• **SOURCE RECORDS**
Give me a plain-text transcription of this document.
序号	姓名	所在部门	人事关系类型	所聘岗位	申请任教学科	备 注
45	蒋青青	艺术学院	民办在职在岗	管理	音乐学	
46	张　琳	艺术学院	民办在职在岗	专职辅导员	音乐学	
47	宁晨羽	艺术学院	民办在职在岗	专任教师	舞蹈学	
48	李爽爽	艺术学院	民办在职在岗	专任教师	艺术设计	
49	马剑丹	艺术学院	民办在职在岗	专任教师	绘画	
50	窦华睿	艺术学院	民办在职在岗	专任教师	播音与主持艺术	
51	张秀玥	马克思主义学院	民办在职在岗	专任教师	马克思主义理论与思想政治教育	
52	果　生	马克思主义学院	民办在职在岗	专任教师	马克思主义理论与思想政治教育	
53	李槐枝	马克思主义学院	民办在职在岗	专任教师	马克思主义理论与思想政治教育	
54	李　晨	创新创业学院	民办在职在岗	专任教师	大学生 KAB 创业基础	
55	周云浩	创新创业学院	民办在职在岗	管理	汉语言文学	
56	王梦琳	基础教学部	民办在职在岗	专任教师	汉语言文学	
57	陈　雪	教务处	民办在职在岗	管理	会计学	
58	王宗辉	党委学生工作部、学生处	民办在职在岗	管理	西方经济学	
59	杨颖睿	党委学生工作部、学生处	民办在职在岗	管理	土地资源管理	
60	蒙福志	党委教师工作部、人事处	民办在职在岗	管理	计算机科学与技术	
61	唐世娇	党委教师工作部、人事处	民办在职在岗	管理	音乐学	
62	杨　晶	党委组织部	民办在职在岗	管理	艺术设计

• **GOAL OF THE EXERCISE**
Count how many lines in the data above hold the string "党委教师工作部", and give the number with no other words.

• **EXERCISE ANSWER**
2